---------- Data to process ----------
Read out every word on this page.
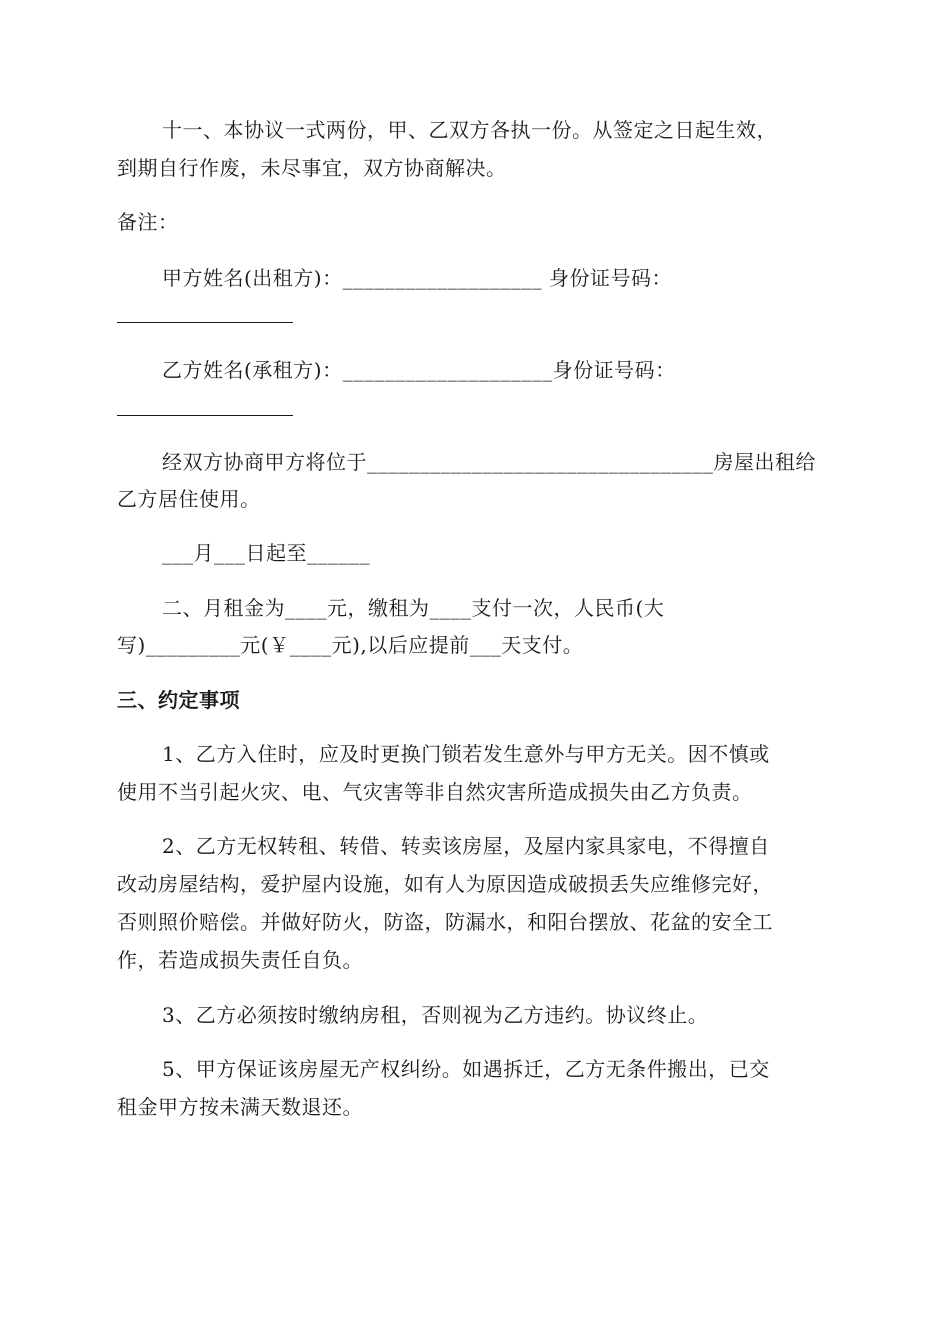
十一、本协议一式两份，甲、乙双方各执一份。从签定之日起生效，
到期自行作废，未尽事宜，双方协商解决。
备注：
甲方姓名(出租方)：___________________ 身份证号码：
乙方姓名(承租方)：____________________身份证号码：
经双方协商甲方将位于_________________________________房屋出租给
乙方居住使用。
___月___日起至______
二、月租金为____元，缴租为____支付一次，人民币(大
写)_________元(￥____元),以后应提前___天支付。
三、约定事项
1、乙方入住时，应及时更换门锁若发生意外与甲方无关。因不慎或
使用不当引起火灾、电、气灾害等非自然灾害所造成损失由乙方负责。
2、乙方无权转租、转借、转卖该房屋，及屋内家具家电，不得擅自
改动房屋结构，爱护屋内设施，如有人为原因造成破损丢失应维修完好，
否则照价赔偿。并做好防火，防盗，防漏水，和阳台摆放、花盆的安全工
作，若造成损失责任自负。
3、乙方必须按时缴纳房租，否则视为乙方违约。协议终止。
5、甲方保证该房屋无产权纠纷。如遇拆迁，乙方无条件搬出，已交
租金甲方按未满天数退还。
----------
---------- Data to process ----------
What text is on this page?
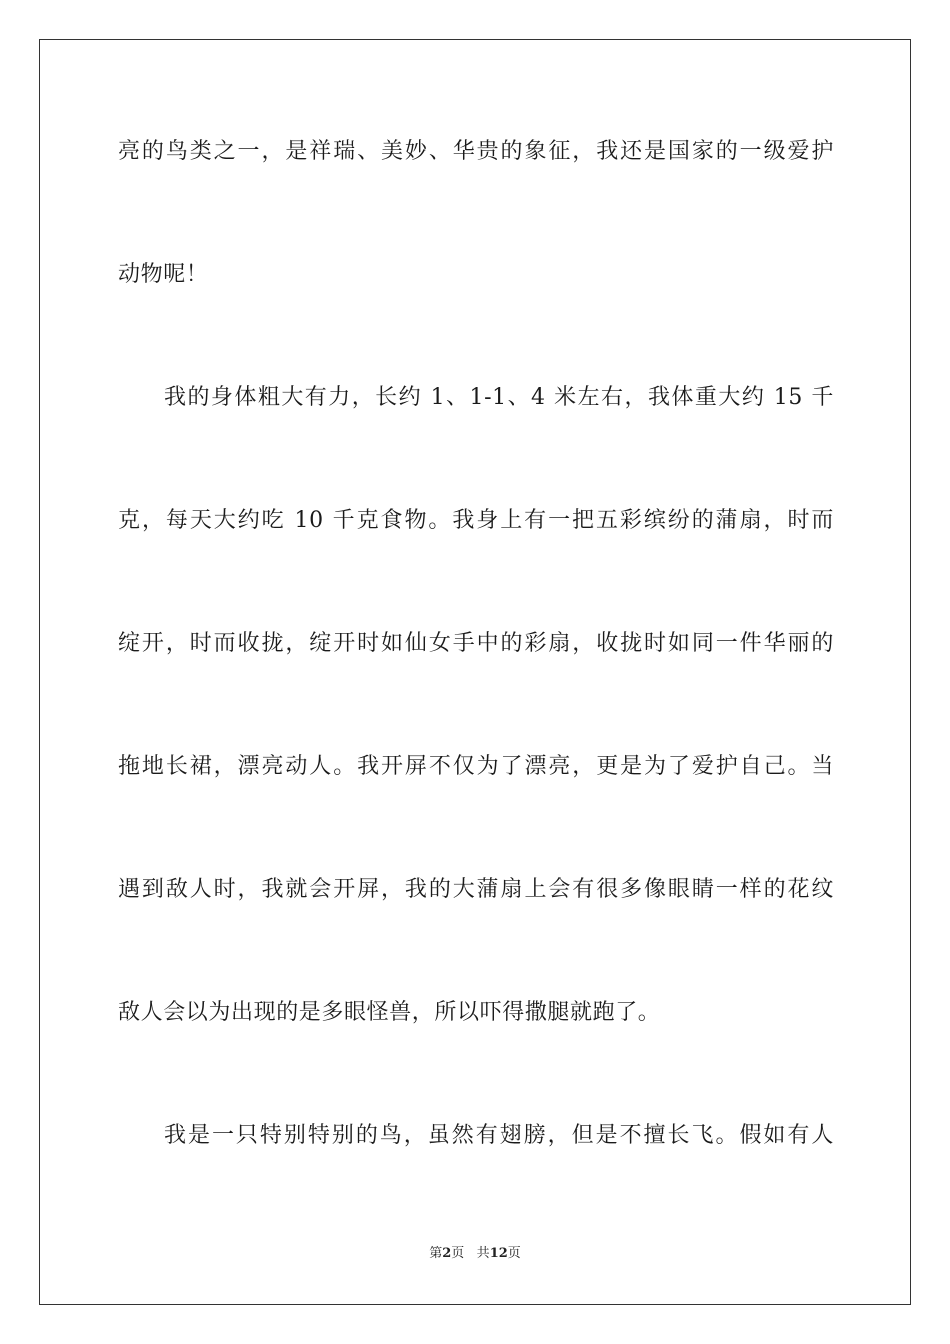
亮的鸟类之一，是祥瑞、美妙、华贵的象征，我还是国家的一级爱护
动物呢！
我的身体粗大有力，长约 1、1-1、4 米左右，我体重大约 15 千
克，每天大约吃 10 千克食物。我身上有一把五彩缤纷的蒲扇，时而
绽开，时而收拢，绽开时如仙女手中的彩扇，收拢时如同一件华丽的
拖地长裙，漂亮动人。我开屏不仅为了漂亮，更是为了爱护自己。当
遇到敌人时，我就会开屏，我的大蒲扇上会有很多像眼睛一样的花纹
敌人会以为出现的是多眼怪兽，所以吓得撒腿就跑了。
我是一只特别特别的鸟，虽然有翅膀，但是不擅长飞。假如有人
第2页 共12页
----------
Prompt
Count every line of the material above that holds the string "page", then state only the total.

Exercise result
2